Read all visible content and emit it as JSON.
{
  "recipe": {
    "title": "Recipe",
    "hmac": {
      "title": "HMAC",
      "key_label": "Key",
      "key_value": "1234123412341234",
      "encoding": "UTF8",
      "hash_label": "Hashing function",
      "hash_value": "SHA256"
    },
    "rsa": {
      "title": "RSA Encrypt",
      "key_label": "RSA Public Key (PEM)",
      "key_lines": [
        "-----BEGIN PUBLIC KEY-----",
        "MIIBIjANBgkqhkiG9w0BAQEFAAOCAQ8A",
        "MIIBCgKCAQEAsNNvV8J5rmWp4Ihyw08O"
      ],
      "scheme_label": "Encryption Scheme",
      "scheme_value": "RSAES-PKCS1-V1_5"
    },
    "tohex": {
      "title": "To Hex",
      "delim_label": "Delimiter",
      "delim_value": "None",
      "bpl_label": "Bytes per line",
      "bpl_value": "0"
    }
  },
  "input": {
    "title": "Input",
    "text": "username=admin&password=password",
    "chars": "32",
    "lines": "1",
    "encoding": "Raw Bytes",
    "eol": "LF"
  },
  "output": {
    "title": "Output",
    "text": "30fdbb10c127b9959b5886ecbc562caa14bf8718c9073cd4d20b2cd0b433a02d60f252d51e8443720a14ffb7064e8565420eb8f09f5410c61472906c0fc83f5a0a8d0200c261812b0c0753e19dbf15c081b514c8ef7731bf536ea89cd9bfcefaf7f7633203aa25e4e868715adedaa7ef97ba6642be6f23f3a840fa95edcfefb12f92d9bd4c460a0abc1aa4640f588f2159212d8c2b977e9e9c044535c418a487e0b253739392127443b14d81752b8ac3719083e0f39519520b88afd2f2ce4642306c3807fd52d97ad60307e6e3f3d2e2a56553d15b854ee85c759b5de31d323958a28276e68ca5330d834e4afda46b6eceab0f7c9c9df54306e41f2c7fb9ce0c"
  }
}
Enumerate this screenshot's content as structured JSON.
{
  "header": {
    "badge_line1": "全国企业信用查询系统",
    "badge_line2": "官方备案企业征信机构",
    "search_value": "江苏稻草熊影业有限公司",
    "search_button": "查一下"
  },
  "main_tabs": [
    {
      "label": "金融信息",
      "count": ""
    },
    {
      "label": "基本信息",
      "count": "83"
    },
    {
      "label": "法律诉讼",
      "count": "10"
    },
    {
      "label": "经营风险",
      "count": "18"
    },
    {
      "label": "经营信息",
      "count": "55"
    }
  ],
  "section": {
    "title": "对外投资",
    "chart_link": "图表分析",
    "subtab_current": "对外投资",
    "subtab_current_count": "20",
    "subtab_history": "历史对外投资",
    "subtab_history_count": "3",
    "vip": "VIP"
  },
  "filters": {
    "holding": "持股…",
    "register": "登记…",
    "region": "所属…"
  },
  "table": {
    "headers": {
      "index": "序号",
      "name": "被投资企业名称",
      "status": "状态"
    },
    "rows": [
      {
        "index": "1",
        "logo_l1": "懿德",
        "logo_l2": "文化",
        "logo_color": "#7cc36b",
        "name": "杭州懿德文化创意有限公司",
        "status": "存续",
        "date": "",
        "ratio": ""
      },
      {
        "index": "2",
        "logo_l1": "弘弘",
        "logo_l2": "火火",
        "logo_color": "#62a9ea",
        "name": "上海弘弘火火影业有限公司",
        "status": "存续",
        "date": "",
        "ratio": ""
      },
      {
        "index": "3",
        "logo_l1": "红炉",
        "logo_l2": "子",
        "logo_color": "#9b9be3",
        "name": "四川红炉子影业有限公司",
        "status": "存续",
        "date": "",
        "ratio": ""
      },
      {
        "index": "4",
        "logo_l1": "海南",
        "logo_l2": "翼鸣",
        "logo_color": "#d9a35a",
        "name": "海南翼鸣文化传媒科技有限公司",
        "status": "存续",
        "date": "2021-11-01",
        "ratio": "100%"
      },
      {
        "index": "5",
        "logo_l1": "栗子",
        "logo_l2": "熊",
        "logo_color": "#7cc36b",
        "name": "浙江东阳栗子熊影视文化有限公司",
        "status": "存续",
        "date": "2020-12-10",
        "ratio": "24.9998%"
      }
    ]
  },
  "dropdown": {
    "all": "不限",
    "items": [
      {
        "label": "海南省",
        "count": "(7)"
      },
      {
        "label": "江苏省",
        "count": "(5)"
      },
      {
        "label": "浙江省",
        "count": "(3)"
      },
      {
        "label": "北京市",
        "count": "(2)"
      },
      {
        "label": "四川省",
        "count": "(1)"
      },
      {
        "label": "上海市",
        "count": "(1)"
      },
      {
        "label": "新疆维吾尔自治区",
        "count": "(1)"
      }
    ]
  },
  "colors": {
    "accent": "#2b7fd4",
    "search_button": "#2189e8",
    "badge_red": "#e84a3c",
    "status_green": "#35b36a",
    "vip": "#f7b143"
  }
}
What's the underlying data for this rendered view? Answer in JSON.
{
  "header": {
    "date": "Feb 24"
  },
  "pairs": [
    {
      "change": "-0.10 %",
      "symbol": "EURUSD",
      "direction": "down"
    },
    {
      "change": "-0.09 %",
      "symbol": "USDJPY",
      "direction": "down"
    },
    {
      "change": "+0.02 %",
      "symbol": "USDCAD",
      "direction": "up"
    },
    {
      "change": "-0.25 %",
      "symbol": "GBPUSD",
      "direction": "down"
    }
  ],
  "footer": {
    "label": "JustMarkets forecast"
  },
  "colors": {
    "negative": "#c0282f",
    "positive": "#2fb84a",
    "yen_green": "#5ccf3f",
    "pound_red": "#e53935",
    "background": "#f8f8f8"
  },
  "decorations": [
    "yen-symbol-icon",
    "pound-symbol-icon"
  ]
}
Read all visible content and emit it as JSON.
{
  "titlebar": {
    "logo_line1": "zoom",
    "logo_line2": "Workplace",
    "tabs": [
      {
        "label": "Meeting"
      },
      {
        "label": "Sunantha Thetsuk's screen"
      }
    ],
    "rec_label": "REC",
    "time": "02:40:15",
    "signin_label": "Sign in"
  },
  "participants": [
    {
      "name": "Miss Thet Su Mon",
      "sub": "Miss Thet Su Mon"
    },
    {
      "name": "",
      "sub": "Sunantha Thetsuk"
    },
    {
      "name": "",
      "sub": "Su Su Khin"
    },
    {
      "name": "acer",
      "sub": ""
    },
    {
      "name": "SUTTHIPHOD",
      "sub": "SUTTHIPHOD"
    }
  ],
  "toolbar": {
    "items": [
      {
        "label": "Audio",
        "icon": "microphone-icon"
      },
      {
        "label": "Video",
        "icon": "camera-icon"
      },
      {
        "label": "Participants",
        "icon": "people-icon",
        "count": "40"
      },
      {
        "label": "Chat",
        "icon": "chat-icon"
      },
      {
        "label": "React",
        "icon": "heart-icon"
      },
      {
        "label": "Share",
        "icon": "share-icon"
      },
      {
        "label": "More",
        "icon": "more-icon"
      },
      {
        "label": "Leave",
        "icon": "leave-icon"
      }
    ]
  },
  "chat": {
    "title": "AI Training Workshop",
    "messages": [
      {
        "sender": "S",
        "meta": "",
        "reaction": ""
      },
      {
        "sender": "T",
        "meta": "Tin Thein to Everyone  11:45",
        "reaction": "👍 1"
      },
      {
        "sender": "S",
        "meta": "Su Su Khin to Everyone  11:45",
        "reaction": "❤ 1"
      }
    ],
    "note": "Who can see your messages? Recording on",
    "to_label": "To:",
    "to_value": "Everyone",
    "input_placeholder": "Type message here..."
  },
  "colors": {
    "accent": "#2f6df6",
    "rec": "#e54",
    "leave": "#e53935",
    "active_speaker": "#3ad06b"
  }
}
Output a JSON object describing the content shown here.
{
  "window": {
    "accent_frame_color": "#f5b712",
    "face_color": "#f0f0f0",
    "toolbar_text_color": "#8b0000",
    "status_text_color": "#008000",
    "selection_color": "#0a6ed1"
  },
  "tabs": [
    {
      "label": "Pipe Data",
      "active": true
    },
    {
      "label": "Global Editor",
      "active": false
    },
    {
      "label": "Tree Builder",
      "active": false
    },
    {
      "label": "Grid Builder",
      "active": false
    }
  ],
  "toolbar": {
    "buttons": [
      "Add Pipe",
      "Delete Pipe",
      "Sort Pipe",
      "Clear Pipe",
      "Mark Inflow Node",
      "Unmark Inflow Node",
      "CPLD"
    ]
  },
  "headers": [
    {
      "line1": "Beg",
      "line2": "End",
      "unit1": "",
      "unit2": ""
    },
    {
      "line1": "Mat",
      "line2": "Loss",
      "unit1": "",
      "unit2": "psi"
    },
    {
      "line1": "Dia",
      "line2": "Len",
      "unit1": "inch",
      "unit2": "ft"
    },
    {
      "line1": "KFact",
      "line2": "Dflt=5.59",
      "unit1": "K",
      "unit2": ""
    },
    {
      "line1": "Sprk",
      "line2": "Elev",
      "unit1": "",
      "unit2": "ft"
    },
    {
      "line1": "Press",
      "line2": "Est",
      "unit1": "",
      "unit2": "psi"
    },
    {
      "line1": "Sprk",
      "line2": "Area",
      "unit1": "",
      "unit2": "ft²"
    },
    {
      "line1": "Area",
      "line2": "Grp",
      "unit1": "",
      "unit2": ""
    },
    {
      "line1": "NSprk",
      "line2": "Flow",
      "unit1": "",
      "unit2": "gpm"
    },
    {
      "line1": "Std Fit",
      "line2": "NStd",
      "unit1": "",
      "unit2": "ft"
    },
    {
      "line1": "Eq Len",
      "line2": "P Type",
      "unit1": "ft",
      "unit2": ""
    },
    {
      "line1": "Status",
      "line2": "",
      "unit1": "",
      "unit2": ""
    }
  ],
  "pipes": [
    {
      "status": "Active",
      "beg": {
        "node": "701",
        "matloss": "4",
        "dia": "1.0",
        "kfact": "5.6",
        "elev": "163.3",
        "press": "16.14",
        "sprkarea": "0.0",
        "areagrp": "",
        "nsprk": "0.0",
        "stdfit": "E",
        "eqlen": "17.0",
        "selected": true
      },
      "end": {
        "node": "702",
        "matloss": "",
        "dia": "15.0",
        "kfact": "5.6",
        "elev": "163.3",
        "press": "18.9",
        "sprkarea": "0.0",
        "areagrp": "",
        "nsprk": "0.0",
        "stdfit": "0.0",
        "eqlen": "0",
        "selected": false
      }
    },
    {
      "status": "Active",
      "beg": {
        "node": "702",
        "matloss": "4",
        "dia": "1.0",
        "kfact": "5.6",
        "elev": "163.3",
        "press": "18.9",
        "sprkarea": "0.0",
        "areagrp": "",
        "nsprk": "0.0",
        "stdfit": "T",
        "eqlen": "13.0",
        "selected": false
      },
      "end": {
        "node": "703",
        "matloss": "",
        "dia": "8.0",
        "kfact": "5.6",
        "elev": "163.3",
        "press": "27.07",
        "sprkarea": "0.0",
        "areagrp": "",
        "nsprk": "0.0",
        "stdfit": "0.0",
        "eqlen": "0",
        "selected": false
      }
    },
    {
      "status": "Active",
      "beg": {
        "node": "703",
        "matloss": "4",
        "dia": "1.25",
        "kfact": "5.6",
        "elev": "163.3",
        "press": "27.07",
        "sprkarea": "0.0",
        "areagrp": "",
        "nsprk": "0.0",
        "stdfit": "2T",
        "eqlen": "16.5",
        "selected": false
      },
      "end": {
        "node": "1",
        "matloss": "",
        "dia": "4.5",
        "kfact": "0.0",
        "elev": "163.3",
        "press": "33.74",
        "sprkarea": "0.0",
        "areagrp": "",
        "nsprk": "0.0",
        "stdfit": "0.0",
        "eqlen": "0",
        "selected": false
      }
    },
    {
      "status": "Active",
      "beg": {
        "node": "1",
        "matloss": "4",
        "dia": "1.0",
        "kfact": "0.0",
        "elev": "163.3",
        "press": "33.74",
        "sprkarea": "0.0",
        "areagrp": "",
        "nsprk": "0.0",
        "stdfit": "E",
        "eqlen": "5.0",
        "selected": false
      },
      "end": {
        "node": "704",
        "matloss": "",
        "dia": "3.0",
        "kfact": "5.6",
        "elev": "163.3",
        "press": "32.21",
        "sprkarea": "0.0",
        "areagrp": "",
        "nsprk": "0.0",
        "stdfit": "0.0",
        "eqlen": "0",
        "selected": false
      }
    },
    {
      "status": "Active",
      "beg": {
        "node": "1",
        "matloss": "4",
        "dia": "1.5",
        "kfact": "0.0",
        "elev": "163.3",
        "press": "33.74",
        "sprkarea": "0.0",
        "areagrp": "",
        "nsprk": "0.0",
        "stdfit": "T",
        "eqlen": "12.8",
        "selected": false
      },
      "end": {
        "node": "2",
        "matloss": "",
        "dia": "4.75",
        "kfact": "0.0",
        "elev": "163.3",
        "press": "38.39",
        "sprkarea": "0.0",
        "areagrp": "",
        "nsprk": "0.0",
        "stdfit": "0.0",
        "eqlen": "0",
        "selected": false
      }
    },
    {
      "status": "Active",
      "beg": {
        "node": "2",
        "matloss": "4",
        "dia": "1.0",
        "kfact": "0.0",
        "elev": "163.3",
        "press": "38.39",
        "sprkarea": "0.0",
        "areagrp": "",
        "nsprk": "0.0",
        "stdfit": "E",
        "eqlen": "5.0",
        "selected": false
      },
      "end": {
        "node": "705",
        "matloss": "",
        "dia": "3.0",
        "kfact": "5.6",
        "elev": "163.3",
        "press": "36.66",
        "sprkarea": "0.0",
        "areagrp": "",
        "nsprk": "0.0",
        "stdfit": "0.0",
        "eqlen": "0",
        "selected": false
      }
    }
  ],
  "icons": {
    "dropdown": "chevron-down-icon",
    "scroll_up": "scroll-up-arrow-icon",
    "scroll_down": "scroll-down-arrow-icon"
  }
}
----
[TASK GOAL]
Only a number is wanted: how many lines contain the word "Inflow"?

[RESULT OF THE TASK]
2